### Documento ###
ZEV. Deh! pigliate il Boccaccio, e leggetela. egli non sarà cosa fuor di proposito, e non è che troppo fa al caso nostro. E poi, chi ci dà l'orma, a noi? o ci prescrive confini a' nostri ragionari? O, non possiam noi uscir di strada a un bisogno, e tornarci quando ne piaccia?

ROSA M. Ben dice il nostro Sig. Dottore. Deh faccia, Sig. Giuseppe, di non negarci questo piacere. Io lessi già quella novella; ed ora non mi sovviene più di quel luogo.

:

TOREL. Nulla più volentieri. Io non mi arrischiava di farlo, per paura di esser molesto: or che vi veggo vogliosi di udirla, ed io ne son più di voi. eccomi a leggerla. Accompagnati dunque i tre fratelli così di notte dal cognato Arriguccio a casa di lui, altresì seguitandoli la madre, siccome dissi di sopra; la Sismonda avea trovato siffatto ingegno, che ella si provò innocente del fatto di che il marito, come calunniatore rimase di sasso. La madre adunque, alla quale era troppo scottato, che la figliuola fosse a lei ed a' fratelli cosi accusata per mala femmina, veduto che ella era provata santissima donna, accesa di fierissima collera, così mise mano a svelenirsi contra del genero. Avendo essa udito, che la figliuola perdonava ad Arriguccio marito questa ingiuria « cominciò a fare romore, et a dire; Alla Croce d'Iddio, figliuola mia, cotesto non si

vorrebbe fare; anzi si vorrebbe uccidere questo can fastidioso e sconoscente; che egli non ne fu degno d'avere una figliuola fatta come se' tu. Frate, bene sta! basterebbe, se egli ti avesse ricolta del fango (*). Col malanno possa essere egli mai; se tu dei stare al fracidume delle parole d'un mercatantuzzo di feccia d'asino! che venutici di contado, et usciti delle trojate vestiti di romagnuolo, con le calze a campanile e con la penna in culo, come egli hanno tre soldi, vogliono le figliuole de' gentili uomini e delle buone donne per moglie, e fanno arme e dicono; Io son de' cotali; e Quelli di casa mia fecer così. Ben vorrei, che' miei figliuoli n' avesser seguito il mio consiglio; che ti potevamo così orrevolmente acconciare in casa i Conti Guidi con un pezzo di pane; et essi voller pur darti a questa bella gioja; che, dove tu se' la miglior figliuola di Firenze e la più onesta, egli non s'è vergognato di mezza notte di dir, che tu sii puttana; quasi noi non ti conoscessimo. Ma alla fe' di Dio, se me ne fosse creduto, e' se ne gli darebbe sì fatta gastigatoja, che gli putirebbe. E rivolta a' figliuoli, disse; Figliuoli miei, io il vi dicea bene, che questo non doveva poter essere. Avete voi udito, come il buon vostro cognato tratta la sirocchia vostra? Mercatantuolo di quattro danari, ch' egli è! Che se io fossi come voi, avendo detto quello che egli ha di lei, e facendo quello che egli fa; io non mi terrei

[*] Vedi la Crusca nelle Giunte, alle voci Frate, e Bastare.
###
--- Compito breve 1 ---
Indica se ciascuna affermazione concorda con il brano sulla novella del Boccaccio, rispondendo sì o no e citando alla lettera le parole decisive. (a) Rosa M. afferma di non aver mai letto quella novella. (b) La madre sostiene che la figlia si sarebbe potuta sistemare in casa dei Conti Guidi. (c) Torel. esitava a leggere per timore di risultare molesto.
--- Compito breve 2 ---
Prosegui il brano sulla novella del Boccaccio dopo l'ultima parola riportata.
I record non hanno alcun legame con il brano sulla novella del Boccaccio.
### Righe archiviate ###
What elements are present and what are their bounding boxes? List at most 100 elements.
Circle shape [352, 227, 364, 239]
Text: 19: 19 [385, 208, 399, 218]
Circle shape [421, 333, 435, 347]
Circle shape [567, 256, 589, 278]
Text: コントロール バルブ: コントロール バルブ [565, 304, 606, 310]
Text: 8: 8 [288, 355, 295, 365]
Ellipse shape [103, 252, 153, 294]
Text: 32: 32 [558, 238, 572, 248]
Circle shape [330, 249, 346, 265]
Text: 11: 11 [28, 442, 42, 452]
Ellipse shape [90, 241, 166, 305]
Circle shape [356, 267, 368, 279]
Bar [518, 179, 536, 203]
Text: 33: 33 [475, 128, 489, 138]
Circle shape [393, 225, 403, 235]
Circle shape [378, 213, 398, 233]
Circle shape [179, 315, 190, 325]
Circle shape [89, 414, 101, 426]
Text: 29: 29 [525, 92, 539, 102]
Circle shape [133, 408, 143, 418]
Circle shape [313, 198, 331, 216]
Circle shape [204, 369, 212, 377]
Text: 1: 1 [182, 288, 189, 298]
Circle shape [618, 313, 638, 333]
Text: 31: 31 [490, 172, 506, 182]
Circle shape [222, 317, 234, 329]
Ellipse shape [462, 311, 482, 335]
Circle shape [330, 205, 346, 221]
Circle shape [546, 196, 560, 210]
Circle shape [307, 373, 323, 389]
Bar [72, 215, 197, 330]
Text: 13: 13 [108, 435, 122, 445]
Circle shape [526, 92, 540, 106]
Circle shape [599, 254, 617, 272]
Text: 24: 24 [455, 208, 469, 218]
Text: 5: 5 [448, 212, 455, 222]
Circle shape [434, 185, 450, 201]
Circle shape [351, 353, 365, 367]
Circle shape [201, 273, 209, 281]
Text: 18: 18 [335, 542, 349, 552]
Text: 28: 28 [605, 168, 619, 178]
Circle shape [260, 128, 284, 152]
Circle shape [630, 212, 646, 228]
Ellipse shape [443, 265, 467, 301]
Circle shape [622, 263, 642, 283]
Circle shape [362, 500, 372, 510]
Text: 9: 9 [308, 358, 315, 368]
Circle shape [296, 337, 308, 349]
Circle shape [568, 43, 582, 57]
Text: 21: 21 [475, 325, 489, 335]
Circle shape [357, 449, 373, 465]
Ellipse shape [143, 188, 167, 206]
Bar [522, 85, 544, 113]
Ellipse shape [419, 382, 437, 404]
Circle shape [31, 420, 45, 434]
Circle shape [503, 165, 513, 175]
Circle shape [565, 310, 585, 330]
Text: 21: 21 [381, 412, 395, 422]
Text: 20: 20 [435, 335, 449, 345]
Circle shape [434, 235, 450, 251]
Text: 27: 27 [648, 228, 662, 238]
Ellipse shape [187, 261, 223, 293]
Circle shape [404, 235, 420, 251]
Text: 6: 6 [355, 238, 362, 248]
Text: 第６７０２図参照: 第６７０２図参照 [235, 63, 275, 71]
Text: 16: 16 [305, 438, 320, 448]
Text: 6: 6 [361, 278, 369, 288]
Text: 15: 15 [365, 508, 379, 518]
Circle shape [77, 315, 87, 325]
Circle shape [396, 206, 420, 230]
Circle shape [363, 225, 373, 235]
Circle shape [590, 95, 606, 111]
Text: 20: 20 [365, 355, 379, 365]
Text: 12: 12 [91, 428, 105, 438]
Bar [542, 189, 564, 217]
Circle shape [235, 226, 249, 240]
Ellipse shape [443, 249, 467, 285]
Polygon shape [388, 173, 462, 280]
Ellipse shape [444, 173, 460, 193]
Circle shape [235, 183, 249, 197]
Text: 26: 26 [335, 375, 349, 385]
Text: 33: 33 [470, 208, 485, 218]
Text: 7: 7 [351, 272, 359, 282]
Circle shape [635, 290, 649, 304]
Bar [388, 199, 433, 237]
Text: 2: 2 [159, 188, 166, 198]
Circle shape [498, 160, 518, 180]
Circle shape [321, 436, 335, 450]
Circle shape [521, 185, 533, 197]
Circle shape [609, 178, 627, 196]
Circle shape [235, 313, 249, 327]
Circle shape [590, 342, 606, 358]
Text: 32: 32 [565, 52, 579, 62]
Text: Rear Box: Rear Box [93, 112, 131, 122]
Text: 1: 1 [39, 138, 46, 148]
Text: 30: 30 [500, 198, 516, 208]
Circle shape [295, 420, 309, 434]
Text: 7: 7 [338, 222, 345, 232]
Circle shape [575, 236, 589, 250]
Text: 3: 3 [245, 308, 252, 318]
###
--- Risultato esercizio 1 ---
(a) No: «Io lessi già quella novella».
(b) Sì: «che ti potevamo così orrevolmente acconciare in casa i Conti Guidi con un pezzo di pane».
(c) Sì: «Io non mi arrischiava di farlo, per paura di esser molesto».

--- Risultato esercizio 2 ---
mai nè contenta nè appagata, s'io nol levassi di terra: " e se io fossi uomo com'io son femmina, io non vorrei che altri ch'io se ne impacciasse. Domine fallo tristo! ubriaco! doloroso! che non si vergogna ».

ZEV. Ben disse la Scrittura, Non est ira super iram mulieris. or questo è bene sguinzagliare i bracchi, e menaré la mazza a tondo.

ROSA M. Quanto a me, non so dove nè quando Cicerone medesimo sciorinasse mai un tratto di cosi calda e affocata eloquenza. Or come questa femmina tocca tutti i punti da accender l'odio, da esagerare l'ingiuria, amplificandola da tutti i lati e con arte di finissimo accorgimento! E quel saltare che fa talora il punto, e poi ripigliarlo! tornando spesso alle parole di ol traggio, interrotte a otta a otta dalle ragioni più gravi : il che tutto è proprio d'animo riscaldato nell'ira quanto esser possa.

TOREL. E dite anche; lasciando stare la bellissima lingua, e' modi calzanti e le capresterie Fiorentine, le reticenze, le ellissi, che in questo genere di parlar passionato, massime in bocca del basso popolo, hanno colore e forza maravigliosa. E chi avesse agio e tempo da ciò, potrebbe venir divisando queste grazie di lingua per un buon pezzo. ma non è da dipartirci dal nostro primo proposto.

ZEV. Io ringrazio Dante che ci diè cagione, e voi Giuseppe, che da lui la prendeste di recarci dinanzi così bel tratto. Intanto, riconducendoci alla nostra materia; Dante tocca qui da Virgilio un rabbuffo che gli

bastò un pezzo. Egli stava tutto attento alla detta batosta; Ad ascoltarli er' io del tutto fisso; Quando 'l maestro mi disse; Or pur mira: Che per poco è che teco non mi risso. Questo parlar riciso e caldo è il proprio dell'ira, che qui mostra Virgilio; e la nostra lingua ha modi a dovizia, che a questi tratti di passioni servono mirabilmente. Quel pur mira, è ironia pungente, come dicesse; Ben fai: sta pure così mirando: che poco manea, che io non ti fo una sgridata da par mio. Chi volesse cercar per sottile ogni ragion di grammatica in questo costrutto, per poco è, che, ec. avrebbe forse da far molto, e poco ritrarne. Egli è un modo nostro, così fatto come egli è; e basta.

Rosa M. Questo mi sembra ben da notare; che questo modo potrebbe leggermente tirare chi non è pratico della natia proprietà, a porre qui il soggiuntivo, dicendo, ch' io non mi rissi. Ma egli si pare da altri esempi, il proprio essere l'indicativo; che ecco il Petrarca: Poco mancò, ch' io non rimasi in cielo. E non dirò già, che esempi in contrario non ve ne sia; ecco qui: Poco mancò ch' io non affogassi, ha il Firenz A sin. 11. e, Poco mancò che il loro pensiero non avesse effetto: ivi medesimo, 205. Ma uno scrittor di gran nome mi disse già; il buon secolo aver meglio amato il preterito dell' indicativo (*). Or il povero Dante, sentendo così seco adirato colui, al quale non volea dispiace

[*] Il Cav. Vannetti.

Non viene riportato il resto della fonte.